EXERCISE INSTRUCTIONS = In the listing that follows, how many lines contain "profile"? Give the number only.

Figure contents as structured data:
※

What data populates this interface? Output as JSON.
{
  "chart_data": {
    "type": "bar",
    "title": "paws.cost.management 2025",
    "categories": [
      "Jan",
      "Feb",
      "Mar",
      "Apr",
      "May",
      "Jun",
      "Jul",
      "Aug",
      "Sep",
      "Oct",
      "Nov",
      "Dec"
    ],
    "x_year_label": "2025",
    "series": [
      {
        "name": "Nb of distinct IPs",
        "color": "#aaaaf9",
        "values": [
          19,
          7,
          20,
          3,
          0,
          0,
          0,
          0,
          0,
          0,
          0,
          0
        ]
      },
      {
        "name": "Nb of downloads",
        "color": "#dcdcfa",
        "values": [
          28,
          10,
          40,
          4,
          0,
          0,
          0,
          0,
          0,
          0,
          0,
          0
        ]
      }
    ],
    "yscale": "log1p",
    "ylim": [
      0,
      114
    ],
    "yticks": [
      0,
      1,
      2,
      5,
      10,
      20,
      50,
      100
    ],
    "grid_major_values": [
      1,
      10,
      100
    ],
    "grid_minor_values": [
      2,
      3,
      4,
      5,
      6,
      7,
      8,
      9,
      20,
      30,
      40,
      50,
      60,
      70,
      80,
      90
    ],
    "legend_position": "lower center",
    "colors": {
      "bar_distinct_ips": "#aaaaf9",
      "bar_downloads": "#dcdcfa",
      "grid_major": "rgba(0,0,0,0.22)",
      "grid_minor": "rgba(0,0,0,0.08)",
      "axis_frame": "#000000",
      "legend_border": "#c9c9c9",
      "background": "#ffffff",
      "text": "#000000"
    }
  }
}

※

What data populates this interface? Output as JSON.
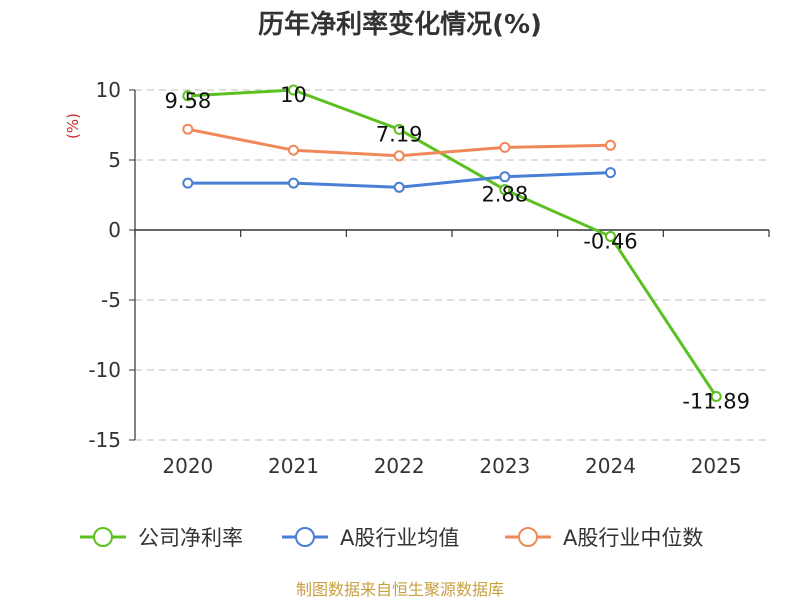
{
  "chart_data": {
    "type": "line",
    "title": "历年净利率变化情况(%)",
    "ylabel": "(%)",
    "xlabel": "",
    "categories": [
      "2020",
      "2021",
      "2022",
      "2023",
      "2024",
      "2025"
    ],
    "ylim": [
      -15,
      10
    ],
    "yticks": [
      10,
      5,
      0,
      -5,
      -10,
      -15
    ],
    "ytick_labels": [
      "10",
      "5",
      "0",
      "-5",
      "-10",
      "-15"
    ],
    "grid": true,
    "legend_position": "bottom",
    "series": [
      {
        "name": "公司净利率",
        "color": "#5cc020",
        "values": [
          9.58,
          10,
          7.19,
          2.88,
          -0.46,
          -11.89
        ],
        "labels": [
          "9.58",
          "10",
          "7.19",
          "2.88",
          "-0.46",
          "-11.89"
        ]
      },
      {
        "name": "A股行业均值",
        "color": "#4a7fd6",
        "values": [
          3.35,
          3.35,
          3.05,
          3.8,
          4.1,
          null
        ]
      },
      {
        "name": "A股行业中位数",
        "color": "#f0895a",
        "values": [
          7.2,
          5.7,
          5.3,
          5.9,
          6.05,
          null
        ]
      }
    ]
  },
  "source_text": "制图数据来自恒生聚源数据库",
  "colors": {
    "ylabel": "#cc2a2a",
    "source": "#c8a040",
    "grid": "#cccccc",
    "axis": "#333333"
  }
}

※

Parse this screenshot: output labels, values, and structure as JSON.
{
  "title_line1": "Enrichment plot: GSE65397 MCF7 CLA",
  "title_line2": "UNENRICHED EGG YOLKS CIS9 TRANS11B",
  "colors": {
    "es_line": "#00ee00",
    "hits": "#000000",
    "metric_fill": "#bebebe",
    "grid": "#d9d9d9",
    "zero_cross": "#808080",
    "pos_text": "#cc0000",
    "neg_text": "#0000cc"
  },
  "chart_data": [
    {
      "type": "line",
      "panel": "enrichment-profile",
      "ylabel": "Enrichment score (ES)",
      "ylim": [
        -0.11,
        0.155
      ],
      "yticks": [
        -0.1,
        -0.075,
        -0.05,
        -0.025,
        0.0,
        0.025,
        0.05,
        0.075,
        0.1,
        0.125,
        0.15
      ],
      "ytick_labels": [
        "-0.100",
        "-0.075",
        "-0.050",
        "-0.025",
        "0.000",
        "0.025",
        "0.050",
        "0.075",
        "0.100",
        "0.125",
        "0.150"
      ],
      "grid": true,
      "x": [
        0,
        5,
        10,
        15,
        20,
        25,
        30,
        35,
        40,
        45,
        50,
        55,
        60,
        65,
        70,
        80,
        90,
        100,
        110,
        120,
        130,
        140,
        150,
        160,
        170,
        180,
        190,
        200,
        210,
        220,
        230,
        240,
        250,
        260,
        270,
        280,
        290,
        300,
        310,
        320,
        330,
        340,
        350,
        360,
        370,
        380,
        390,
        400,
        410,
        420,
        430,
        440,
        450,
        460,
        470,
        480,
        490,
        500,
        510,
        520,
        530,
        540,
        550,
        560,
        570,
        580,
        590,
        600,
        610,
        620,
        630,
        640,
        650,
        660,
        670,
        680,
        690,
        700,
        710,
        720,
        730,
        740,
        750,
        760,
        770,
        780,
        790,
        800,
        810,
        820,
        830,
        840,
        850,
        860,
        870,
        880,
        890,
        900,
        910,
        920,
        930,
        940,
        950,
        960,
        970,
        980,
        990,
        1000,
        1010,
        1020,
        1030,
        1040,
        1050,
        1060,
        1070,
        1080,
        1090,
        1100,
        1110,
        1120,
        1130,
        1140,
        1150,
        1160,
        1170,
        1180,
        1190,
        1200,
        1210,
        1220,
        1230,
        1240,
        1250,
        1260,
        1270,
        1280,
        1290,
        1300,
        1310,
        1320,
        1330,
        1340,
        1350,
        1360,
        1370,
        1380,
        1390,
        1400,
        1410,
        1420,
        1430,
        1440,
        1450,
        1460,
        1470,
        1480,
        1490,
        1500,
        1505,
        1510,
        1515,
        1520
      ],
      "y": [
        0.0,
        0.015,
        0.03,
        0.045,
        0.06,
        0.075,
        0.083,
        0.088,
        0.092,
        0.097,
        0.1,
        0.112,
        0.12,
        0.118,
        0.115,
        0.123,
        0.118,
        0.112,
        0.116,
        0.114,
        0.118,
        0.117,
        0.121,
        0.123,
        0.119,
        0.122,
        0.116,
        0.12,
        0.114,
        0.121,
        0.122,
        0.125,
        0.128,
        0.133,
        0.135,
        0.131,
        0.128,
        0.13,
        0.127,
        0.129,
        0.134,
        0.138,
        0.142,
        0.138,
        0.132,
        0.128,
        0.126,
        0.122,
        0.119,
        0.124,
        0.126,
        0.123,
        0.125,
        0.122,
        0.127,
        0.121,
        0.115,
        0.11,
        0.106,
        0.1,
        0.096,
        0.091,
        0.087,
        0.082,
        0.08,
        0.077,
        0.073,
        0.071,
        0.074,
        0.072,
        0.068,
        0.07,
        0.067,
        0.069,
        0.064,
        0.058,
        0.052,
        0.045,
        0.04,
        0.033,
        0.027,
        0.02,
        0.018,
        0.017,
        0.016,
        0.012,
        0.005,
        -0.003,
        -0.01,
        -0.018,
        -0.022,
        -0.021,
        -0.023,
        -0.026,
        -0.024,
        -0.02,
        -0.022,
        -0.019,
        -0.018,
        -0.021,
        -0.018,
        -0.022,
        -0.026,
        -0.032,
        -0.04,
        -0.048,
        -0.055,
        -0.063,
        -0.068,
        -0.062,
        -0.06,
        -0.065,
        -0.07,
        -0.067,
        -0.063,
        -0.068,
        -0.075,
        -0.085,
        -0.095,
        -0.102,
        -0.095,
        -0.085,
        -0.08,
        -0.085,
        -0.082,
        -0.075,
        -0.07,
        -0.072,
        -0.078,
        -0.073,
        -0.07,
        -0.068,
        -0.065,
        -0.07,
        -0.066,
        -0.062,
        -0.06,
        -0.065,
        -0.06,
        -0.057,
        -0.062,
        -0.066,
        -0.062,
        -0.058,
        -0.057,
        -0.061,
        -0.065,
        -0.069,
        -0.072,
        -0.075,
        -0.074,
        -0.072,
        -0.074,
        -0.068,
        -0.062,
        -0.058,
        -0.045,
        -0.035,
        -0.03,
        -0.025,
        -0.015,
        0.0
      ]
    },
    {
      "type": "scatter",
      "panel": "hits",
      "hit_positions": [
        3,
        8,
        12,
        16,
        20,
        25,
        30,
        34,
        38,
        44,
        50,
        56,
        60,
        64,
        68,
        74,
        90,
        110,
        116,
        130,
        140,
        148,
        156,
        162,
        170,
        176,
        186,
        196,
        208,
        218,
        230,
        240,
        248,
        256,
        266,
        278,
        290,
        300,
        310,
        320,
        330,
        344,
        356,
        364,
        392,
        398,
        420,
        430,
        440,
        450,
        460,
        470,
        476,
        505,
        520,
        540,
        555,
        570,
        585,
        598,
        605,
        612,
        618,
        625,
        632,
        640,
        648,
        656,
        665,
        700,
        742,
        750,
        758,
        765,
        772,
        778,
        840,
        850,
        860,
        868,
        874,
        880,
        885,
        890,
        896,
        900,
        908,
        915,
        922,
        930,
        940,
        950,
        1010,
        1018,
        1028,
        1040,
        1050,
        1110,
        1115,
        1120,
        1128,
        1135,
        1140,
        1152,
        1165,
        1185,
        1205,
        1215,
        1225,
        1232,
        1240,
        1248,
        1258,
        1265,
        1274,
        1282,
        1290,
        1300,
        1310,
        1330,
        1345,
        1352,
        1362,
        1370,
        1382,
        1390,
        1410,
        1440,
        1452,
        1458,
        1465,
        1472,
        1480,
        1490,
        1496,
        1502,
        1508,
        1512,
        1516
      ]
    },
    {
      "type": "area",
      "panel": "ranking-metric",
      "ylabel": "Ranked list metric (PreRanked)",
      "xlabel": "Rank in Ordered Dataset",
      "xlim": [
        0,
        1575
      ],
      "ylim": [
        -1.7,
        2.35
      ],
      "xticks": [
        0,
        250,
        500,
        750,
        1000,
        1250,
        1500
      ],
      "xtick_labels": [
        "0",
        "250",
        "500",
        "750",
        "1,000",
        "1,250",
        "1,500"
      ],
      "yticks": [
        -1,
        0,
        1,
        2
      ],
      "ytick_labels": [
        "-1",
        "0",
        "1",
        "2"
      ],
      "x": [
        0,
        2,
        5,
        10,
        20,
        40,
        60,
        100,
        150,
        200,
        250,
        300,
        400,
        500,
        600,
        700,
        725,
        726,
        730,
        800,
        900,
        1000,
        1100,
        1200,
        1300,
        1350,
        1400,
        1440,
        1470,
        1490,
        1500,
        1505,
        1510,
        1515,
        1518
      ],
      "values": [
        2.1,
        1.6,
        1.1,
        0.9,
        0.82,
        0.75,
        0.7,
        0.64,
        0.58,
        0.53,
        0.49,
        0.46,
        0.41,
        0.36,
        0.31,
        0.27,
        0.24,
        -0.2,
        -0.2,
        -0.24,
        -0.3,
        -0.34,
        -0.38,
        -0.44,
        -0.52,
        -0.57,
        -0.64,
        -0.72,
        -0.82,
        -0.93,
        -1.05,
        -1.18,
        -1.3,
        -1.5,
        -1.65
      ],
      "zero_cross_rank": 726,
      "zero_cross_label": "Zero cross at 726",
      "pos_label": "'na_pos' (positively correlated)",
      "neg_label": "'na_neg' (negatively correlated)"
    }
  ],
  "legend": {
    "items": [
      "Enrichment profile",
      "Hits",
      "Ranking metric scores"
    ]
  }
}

※

TASK OUTPUT = 2